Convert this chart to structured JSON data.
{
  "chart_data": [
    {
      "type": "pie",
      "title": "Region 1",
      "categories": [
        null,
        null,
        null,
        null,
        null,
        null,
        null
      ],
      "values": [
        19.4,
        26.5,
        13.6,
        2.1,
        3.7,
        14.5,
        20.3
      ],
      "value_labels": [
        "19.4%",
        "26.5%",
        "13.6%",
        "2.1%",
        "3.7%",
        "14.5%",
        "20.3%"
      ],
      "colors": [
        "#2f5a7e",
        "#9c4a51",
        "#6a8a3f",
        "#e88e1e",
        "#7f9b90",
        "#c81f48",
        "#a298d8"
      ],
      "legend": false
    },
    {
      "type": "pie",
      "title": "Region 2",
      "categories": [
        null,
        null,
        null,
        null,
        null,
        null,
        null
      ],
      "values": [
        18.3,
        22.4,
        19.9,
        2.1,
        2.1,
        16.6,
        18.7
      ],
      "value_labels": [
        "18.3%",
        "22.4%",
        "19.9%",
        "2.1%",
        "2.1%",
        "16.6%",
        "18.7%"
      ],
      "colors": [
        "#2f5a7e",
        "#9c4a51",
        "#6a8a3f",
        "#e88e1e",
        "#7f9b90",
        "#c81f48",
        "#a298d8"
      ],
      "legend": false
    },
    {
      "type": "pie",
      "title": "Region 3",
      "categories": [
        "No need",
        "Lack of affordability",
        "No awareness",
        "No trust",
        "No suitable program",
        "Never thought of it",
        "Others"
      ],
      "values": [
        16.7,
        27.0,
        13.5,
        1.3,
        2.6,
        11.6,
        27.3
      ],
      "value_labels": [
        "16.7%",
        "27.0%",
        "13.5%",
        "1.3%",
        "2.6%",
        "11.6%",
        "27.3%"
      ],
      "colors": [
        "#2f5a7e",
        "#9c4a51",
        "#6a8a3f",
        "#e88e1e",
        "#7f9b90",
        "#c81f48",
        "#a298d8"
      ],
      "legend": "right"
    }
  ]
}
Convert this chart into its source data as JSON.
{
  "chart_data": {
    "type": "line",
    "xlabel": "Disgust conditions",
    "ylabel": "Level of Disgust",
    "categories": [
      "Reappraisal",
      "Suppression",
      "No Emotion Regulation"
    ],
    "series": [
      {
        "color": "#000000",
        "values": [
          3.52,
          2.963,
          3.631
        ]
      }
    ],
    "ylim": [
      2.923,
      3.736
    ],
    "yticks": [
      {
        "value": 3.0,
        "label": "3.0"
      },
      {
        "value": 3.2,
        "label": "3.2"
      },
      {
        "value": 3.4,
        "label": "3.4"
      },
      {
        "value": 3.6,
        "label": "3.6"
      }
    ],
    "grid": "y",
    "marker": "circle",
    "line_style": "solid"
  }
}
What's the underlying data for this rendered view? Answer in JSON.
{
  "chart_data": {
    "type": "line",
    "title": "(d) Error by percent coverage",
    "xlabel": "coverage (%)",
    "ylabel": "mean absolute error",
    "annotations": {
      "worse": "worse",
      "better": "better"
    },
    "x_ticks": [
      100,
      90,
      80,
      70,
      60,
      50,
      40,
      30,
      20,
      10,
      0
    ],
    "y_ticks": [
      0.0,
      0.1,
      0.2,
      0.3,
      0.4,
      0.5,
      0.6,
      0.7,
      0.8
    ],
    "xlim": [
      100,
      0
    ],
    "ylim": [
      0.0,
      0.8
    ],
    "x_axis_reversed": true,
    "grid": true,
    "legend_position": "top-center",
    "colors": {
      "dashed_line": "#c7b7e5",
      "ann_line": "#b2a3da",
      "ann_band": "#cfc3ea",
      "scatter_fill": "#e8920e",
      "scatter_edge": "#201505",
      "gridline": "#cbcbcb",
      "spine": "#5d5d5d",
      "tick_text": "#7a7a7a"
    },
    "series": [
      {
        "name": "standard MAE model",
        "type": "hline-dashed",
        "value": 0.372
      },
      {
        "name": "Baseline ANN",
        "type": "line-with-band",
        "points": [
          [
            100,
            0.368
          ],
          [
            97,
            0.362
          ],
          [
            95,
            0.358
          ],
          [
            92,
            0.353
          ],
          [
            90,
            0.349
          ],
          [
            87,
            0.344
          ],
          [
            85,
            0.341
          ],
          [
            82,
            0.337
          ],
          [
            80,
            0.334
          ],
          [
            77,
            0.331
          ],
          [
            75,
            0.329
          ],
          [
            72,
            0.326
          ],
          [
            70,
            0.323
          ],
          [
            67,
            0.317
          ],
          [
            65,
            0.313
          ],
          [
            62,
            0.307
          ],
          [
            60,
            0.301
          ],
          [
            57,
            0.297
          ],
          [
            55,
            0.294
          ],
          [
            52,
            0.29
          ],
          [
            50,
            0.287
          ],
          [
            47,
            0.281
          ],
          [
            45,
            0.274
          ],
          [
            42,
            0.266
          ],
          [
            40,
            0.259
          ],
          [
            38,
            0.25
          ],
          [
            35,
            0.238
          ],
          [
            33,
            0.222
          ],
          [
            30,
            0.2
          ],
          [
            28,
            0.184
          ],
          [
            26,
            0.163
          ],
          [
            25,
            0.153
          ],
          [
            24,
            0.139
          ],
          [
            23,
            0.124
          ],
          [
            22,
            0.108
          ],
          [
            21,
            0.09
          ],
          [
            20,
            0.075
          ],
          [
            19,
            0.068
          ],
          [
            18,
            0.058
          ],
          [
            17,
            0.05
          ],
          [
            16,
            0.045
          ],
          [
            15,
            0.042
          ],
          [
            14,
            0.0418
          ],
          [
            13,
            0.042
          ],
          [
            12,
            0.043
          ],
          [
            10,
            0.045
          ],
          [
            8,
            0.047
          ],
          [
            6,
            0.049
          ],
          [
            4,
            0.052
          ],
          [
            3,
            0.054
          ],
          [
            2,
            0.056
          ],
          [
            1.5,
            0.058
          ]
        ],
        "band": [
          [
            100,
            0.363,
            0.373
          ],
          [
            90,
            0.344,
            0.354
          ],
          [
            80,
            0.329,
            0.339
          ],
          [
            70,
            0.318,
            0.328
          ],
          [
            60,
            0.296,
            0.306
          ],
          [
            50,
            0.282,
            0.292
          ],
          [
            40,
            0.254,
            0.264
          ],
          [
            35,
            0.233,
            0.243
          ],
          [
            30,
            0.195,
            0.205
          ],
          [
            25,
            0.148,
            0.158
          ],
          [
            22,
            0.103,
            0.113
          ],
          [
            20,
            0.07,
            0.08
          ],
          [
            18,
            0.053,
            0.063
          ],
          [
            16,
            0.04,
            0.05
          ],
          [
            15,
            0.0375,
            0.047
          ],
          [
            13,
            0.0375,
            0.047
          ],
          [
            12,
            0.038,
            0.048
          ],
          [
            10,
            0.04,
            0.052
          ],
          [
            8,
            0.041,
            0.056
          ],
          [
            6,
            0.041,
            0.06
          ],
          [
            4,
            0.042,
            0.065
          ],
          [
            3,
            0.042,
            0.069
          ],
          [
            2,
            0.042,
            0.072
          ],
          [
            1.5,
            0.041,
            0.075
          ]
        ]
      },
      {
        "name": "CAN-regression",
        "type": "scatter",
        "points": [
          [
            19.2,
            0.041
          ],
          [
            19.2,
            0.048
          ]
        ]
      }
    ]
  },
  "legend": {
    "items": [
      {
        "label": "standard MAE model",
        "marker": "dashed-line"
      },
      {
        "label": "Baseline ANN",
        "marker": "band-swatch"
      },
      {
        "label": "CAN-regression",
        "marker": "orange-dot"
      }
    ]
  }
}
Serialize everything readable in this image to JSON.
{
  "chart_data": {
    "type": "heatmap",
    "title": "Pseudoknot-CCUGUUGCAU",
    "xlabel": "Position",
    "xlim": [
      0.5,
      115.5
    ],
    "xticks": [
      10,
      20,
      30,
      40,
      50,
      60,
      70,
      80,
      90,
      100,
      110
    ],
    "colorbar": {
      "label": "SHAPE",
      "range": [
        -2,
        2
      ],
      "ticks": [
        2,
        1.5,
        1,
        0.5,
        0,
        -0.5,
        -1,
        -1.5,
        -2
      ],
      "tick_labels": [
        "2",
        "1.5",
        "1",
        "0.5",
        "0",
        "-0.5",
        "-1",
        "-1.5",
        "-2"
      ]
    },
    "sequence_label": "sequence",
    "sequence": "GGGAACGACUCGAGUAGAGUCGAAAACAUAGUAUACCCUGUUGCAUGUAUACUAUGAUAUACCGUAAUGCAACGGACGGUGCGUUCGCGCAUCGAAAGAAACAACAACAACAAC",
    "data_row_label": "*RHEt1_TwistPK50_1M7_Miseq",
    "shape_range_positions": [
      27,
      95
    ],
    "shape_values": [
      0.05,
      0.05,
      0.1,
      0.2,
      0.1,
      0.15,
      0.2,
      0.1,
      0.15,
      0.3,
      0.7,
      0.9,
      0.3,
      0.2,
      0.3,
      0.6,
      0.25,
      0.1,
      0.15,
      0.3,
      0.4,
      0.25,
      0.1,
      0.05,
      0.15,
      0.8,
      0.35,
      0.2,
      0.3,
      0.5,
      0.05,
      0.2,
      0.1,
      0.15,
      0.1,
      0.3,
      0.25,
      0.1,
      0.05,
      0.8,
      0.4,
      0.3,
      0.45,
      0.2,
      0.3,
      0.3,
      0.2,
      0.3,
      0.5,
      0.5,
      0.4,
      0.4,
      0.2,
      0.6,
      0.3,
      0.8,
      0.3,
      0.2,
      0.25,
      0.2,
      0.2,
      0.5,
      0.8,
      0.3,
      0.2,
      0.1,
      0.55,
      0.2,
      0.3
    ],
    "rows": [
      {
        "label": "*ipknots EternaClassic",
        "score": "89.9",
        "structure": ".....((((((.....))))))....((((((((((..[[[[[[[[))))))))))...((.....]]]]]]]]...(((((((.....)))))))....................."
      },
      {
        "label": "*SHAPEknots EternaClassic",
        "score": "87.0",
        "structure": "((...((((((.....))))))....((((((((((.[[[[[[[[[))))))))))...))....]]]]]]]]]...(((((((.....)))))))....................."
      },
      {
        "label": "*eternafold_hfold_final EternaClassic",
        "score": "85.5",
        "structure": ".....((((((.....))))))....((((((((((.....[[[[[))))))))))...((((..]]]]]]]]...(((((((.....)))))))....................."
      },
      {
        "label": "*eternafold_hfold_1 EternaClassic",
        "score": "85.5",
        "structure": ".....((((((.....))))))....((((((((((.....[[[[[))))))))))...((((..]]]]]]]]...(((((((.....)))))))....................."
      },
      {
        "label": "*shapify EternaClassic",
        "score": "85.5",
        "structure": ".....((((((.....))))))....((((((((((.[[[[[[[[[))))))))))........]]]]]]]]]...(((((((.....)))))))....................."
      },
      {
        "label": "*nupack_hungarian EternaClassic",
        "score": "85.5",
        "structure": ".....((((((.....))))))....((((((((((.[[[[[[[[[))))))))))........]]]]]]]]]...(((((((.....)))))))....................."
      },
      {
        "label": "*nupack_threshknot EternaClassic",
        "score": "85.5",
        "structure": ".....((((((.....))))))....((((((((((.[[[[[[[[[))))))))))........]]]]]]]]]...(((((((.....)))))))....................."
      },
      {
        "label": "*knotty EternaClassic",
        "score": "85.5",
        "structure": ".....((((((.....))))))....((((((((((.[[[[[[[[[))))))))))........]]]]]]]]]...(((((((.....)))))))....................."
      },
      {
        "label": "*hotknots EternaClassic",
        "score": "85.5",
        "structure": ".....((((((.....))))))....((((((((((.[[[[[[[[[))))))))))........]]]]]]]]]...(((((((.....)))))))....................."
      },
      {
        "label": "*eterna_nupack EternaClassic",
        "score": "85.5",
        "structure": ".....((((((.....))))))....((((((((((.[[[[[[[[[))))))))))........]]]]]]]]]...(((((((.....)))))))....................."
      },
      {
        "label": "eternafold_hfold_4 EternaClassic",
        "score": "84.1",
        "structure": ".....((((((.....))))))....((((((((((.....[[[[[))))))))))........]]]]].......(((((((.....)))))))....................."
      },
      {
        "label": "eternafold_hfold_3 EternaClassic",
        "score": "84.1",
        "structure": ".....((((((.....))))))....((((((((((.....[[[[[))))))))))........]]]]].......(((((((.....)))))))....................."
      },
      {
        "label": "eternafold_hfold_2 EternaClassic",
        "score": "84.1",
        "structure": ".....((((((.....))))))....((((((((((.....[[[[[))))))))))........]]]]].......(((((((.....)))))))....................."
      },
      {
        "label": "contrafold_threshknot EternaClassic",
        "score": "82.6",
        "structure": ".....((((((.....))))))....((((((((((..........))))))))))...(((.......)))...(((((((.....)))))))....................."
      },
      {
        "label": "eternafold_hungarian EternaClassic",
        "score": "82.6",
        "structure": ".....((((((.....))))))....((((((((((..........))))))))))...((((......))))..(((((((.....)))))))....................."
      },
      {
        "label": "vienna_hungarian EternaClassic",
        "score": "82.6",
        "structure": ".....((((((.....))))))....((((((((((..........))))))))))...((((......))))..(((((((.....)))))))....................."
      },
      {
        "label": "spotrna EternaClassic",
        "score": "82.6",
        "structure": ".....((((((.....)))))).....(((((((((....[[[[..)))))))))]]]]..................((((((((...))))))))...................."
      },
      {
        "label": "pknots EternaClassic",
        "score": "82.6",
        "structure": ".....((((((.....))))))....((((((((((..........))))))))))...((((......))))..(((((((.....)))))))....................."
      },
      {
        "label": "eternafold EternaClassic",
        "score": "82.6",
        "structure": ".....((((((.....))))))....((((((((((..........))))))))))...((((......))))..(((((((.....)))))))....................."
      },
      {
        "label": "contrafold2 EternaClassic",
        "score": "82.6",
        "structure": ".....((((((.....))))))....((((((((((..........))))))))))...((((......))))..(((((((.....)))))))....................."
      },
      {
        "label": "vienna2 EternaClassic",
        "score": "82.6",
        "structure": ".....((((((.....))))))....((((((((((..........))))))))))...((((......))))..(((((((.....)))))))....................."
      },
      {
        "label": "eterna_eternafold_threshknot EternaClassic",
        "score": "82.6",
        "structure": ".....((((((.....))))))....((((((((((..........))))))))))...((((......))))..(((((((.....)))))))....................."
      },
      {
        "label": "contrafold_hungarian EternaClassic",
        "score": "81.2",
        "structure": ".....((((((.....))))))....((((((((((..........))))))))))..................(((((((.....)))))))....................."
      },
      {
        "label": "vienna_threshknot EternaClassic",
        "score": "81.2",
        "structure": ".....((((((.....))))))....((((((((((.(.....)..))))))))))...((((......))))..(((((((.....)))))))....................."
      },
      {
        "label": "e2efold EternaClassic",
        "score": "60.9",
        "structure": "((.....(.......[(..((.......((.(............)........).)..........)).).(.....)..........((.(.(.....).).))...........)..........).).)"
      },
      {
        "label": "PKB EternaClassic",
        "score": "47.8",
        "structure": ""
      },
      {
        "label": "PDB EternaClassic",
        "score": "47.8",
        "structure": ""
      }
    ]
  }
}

+++++

Given problem =>
From the material above, copy each line that includes the word "Baseline".

Expected answer =>
        "name": "Baseline ANN",
        "label": "Baseline ANN",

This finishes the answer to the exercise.